**Given request:**
Write out the listing below without alteration, omitting its pictures.

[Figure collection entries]
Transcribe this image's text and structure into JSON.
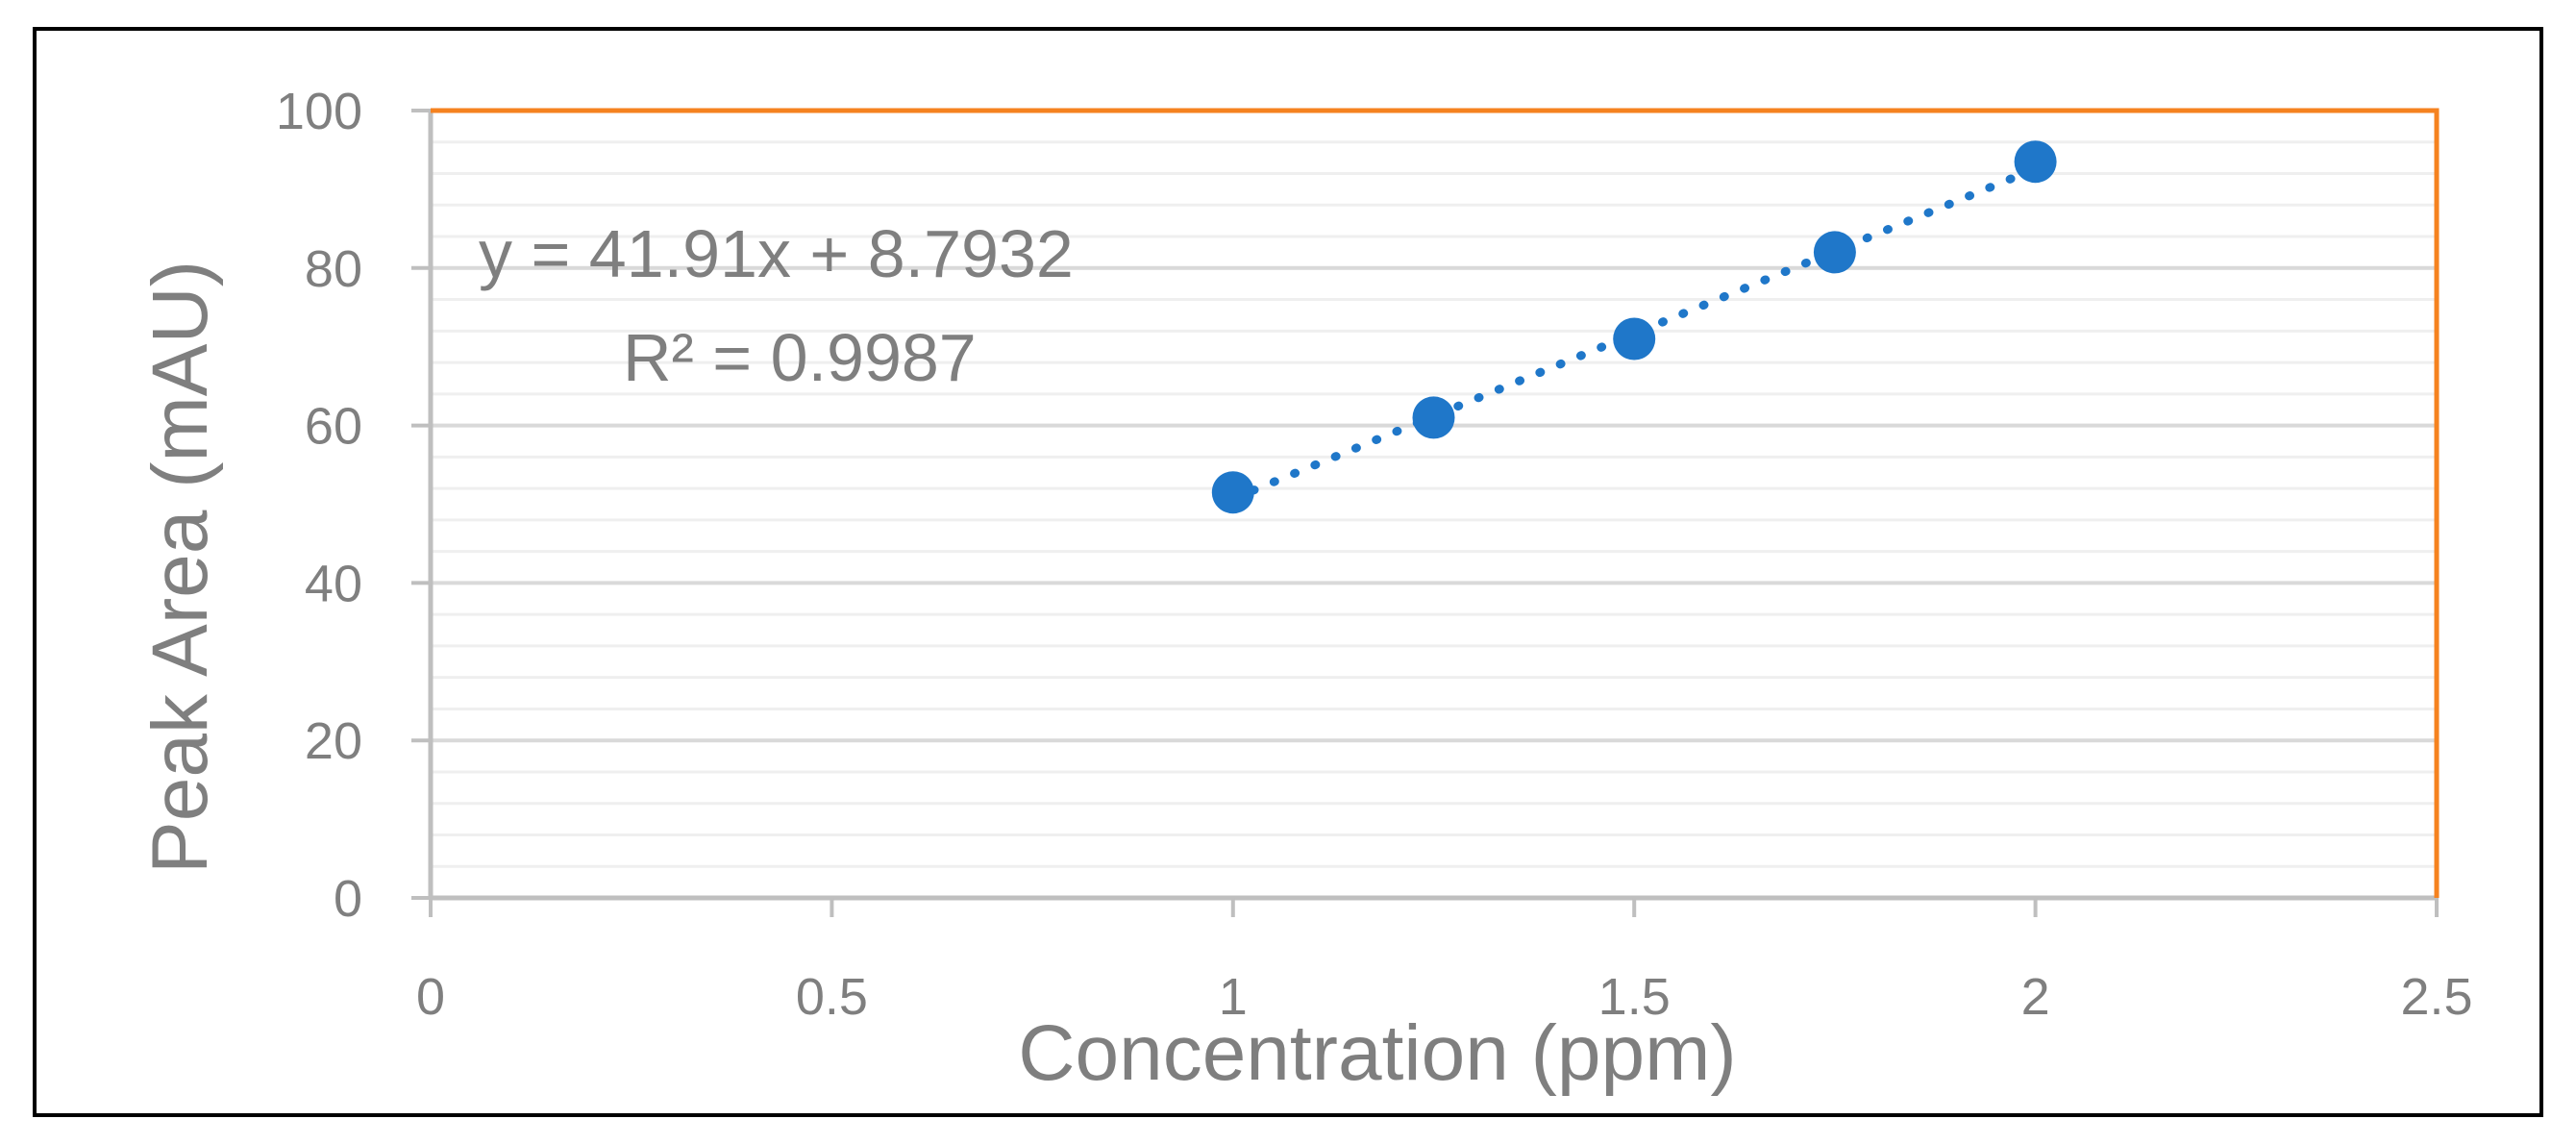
{
  "chart_data": {
    "type": "scatter",
    "xlabel": "Concentration (ppm)",
    "ylabel": "Peak Area (mAU)",
    "xlim": [
      0,
      2.5
    ],
    "ylim": [
      0,
      100
    ],
    "x_ticks": [
      "0",
      "0.5",
      "1",
      "1.5",
      "2",
      "2.5"
    ],
    "y_ticks": [
      "0",
      "20",
      "40",
      "60",
      "80",
      "100"
    ],
    "x_tick_values": [
      0,
      0.5,
      1,
      1.5,
      2,
      2.5
    ],
    "y_tick_values": [
      0,
      20,
      40,
      60,
      80,
      100
    ],
    "grid": true,
    "minor_grid_step": 4,
    "series": [
      {
        "x": [
          1,
          1.25,
          1.5,
          1.75,
          2
        ],
        "y": [
          51.5,
          61,
          71,
          82,
          93.5
        ],
        "color": "#1f77c9"
      }
    ],
    "trendline": {
      "type": "linear",
      "slope": 41.91,
      "intercept": 8.7932,
      "x_range": [
        1,
        2
      ],
      "style": "dotted",
      "color": "#1f77c9"
    },
    "annotations": {
      "equation": "y = 41.91x + 8.7932",
      "r_squared": "R² = 0.9987"
    },
    "colors": {
      "gridline": "#d9d9d9",
      "minor_gridline": "#efefef",
      "axis": "#bfbfbf",
      "plot_border": "#f5821f",
      "text": "#7f7f7f"
    }
  }
}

**The response:**
Transcribe this image's text and structure into JSON.
{
  "chart_data": {
    "type": "scatter",
    "xlabel": "Concentration (ppm)",
    "ylabel": "Peak Area (mAU)",
    "xlim": [
      0,
      2.5
    ],
    "ylim": [
      0,
      100
    ],
    "x_ticks": [
      "0",
      "0.5",
      "1",
      "1.5",
      "2",
      "2.5"
    ],
    "y_ticks": [
      "0",
      "20",
      "40",
      "60",
      "80",
      "100"
    ],
    "x_tick_values": [
      0,
      0.5,
      1,
      1.5,
      2,
      2.5
    ],
    "y_tick_values": [
      0,
      20,
      40,
      60,
      80,
      100
    ],
    "grid": true,
    "minor_grid_step": 4,
    "series": [
      {
        "x": [
          1,
          1.25,
          1.5,
          1.75,
          2
        ],
        "y": [
          51.5,
          61,
          71,
          82,
          93.5
        ],
        "color": "#1f77c9"
      }
    ],
    "trendline": {
      "type": "linear",
      "slope": 41.91,
      "intercept": 8.7932,
      "x_range": [
        1,
        2
      ],
      "style": "dotted",
      "color": "#1f77c9"
    },
    "annotations": {
      "equation": "y = 41.91x + 8.7932",
      "r_squared": "R² = 0.9987"
    },
    "colors": {
      "gridline": "#d9d9d9",
      "minor_gridline": "#efefef",
      "axis": "#bfbfbf",
      "plot_border": "#f5821f",
      "text": "#7f7f7f"
    }
  }
}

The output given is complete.